## Task details
Return the complete listing that follows, with each line reproduced exactly.
Start of Entries provided
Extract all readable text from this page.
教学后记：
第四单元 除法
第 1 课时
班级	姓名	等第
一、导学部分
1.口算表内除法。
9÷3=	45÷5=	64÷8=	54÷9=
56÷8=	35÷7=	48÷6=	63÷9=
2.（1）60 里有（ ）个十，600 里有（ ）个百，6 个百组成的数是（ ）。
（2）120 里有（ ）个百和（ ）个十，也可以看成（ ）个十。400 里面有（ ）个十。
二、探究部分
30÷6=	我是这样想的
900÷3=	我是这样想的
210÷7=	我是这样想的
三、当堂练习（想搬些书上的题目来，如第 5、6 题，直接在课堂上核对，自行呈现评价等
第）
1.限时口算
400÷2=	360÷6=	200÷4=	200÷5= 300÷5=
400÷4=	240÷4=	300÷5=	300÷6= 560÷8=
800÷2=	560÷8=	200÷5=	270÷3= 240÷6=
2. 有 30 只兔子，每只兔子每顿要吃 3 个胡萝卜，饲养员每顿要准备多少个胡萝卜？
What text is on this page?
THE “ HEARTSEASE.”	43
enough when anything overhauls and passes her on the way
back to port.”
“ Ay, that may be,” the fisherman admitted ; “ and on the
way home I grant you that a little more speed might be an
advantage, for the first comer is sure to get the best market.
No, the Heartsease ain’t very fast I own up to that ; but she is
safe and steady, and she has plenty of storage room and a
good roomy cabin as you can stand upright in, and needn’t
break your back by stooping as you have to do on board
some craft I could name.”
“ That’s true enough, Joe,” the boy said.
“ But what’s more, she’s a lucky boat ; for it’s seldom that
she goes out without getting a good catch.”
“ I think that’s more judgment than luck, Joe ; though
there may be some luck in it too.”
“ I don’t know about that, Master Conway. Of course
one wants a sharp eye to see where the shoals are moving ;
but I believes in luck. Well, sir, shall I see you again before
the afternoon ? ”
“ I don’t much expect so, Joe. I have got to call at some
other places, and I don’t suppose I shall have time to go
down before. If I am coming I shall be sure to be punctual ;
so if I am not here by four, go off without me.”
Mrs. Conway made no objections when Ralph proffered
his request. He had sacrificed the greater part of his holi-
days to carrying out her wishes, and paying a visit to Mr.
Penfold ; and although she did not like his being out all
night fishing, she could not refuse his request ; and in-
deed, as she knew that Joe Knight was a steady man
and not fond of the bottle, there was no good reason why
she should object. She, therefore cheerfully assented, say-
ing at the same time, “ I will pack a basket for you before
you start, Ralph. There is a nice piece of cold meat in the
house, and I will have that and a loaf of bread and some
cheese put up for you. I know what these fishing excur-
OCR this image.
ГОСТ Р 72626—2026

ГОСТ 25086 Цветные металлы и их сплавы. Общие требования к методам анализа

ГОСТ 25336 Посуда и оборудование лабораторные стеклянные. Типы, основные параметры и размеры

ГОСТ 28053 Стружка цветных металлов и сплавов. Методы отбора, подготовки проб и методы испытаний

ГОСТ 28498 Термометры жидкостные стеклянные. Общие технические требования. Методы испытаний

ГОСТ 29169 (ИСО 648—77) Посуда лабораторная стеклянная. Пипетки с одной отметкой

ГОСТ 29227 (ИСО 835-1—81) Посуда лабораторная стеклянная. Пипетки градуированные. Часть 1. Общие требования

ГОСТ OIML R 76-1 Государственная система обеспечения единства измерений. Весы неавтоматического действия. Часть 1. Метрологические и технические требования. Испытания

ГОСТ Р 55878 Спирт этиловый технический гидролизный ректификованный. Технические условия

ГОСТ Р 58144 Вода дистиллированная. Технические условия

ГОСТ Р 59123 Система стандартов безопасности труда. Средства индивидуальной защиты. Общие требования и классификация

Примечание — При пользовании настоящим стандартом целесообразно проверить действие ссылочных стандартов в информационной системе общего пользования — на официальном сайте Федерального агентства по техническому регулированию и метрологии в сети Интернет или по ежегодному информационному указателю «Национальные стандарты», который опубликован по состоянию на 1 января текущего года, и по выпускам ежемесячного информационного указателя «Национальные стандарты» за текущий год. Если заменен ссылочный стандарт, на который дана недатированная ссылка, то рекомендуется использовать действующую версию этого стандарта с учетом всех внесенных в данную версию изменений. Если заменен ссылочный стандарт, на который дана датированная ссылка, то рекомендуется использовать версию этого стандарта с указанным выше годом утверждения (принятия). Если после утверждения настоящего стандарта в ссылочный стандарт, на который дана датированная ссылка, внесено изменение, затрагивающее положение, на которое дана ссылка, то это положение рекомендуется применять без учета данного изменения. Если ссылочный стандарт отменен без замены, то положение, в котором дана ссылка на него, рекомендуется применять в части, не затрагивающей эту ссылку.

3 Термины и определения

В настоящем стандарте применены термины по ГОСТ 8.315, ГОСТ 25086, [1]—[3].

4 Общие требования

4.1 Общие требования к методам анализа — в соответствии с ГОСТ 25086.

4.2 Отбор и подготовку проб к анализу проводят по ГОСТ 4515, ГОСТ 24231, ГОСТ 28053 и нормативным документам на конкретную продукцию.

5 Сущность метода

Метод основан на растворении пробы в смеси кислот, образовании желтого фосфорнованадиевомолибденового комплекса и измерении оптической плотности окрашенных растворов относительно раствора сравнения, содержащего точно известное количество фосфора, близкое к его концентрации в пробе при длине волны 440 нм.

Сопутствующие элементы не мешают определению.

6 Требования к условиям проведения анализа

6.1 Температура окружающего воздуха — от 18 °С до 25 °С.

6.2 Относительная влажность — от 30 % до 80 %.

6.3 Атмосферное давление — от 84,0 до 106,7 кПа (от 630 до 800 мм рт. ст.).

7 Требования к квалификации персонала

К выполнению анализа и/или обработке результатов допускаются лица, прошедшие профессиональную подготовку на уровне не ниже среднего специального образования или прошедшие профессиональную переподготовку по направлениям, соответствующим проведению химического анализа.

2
End of Entries provided
## Solution to the exercise
Extract all readable text from this page.
教学后记：
第四单元 除法
第 1 课时
班级	姓名	等第
一、导学部分
1.口算表内除法。
9÷3=	45÷5=	64÷8=	54÷9=
56÷8=	35÷7=	48÷6=	63÷9=
2.（1）60 里有（ ）个十，600 里有（ ）个百，6 个百组成的数是（ ）。
（2）120 里有（ ）个百和（ ）个十，也可以看成（ ）个十。400 里面有（ ）个十。
二、探究部分
30÷6=	我是这样想的
900÷3=	我是这样想的
210÷7=	我是这样想的
三、当堂练习（想搬些书上的题目来，如第 5、6 题，直接在课堂上核对，自行呈现评价等
第）
1.限时口算
400÷2=	360÷6=	200÷4=	200÷5= 300÷5=
400÷4=	240÷4=	300÷5=	300÷6= 560÷8=
800÷2=	560÷8=	200÷5=	270÷3= 240÷6=
2. 有 30 只兔子，每只兔子每顿要吃 3 个胡萝卜，饲养员每顿要准备多少个胡萝卜？
What text is on this page?
THE “ HEARTSEASE.”	43
enough when anything overhauls and passes her on the way
back to port.”
“ Ay, that may be,” the fisherman admitted ; “ and on the
way home I grant you that a little more speed might be an
advantage, for the first comer is sure to get the best market.
No, the Heartsease ain’t very fast I own up to that ; but she is
safe and steady, and she has plenty of storage room and a
good roomy cabin as you can stand upright in, and needn’t
break your back by stooping as you have to do on board
some craft I could name.”
“ That’s true enough, Joe,” the boy said.
“ But what’s more, she’s a lucky boat ; for it’s seldom that
she goes out without getting a good catch.”
“ I think that’s more judgment than luck, Joe ; though
there may be some luck in it too.”
“ I don’t know about that, Master Conway. Of course
one wants a sharp eye to see where the shoals are moving ;
but I believes in luck. Well, sir, shall I see you again before
the afternoon ? ”
“ I don’t much expect so, Joe. I have got to call at some
other places, and I don’t suppose I shall have time to go
down before. If I am coming I shall be sure to be punctual ;
so if I am not here by four, go off without me.”
Mrs. Conway made no objections when Ralph proffered
his request. He had sacrificed the greater part of his holi-
days to carrying out her wishes, and paying a visit to Mr.
Penfold ; and although she did not like his being out all
night fishing, she could not refuse his request ; and in-
deed, as she knew that Joe Knight was a steady man
and not fond of the bottle, there was no good reason why
she should object. She, therefore cheerfully assented, say-
ing at the same time, “ I will pack a basket for you before
you start, Ralph. There is a nice piece of cold meat in the
house, and I will have that and a loaf of bread and some
cheese put up for you. I know what these fishing excur-
OCR this image.
ГОСТ Р 72626—2026

ГОСТ 25086 Цветные металлы и их сплавы. Общие требования к методам анализа

ГОСТ 25336 Посуда и оборудование лабораторные стеклянные. Типы, основные параметры и размеры

ГОСТ 28053 Стружка цветных металлов и сплавов. Методы отбора, подготовки проб и методы испытаний

ГОСТ 28498 Термометры жидкостные стеклянные. Общие технические требования. Методы испытаний

ГОСТ 29169 (ИСО 648—77) Посуда лабораторная стеклянная. Пипетки с одной отметкой

ГОСТ 29227 (ИСО 835-1—81) Посуда лабораторная стеклянная. Пипетки градуированные. Часть 1. Общие требования

ГОСТ OIML R 76-1 Государственная система обеспечения единства измерений. Весы неавтоматического действия. Часть 1. Метрологические и технические требования. Испытания

ГОСТ Р 55878 Спирт этиловый технический гидролизный ректификованный. Технические условия

ГОСТ Р 58144 Вода дистиллированная. Технические условия

ГОСТ Р 59123 Система стандартов безопасности труда. Средства индивидуальной защиты. Общие требования и классификация

Примечание — При пользовании настоящим стандартом целесообразно проверить действие ссылочных стандартов в информационной системе общего пользования — на официальном сайте Федерального агентства по техническому регулированию и метрологии в сети Интернет или по ежегодному информационному указателю «Национальные стандарты», который опубликован по состоянию на 1 января текущего года, и по выпускам ежемесячного информационного указателя «Национальные стандарты» за текущий год. Если заменен ссылочный стандарт, на который дана недатированная ссылка, то рекомендуется использовать действующую версию этого стандарта с учетом всех внесенных в данную версию изменений. Если заменен ссылочный стандарт, на который дана датированная ссылка, то рекомендуется использовать версию этого стандарта с указанным выше годом утверждения (принятия). Если после утверждения настоящего стандарта в ссылочный стандарт, на который дана датированная ссылка, внесено изменение, затрагивающее положение, на которое дана ссылка, то это положение рекомендуется применять без учета данного изменения. Если ссылочный стандарт отменен без замены, то положение, в котором дана ссылка на него, рекомендуется применять в части, не затрагивающей эту ссылку.

3 Термины и определения

В настоящем стандарте применены термины по ГОСТ 8.315, ГОСТ 25086, [1]—[3].

4 Общие требования

4.1 Общие требования к методам анализа — в соответствии с ГОСТ 25086.

4.2 Отбор и подготовку проб к анализу проводят по ГОСТ 4515, ГОСТ 24231, ГОСТ 28053 и нормативным документам на конкретную продукцию.

5 Сущность метода

Метод основан на растворении пробы в смеси кислот, образовании желтого фосфорнованадиевомолибденового комплекса и измерении оптической плотности окрашенных растворов относительно раствора сравнения, содержащего точно известное количество фосфора, близкое к его концентрации в пробе при длине волны 440 нм.

Сопутствующие элементы не мешают определению.

6 Требования к условиям проведения анализа

6.1 Температура окружающего воздуха — от 18 °С до 25 °С.

6.2 Относительная влажность — от 30 % до 80 %.

6.3 Атмосферное давление — от 84,0 до 106,7 кПа (от 630 до 800 мм рт. ст.).

7 Требования к квалификации персонала

К выполнению анализа и/или обработке результатов допускаются лица, прошедшие профессиональную подготовку на уровне не ниже среднего специального образования или прошедшие профессиональную переподготовку по направлениям, соответствующим проведению химического анализа.

2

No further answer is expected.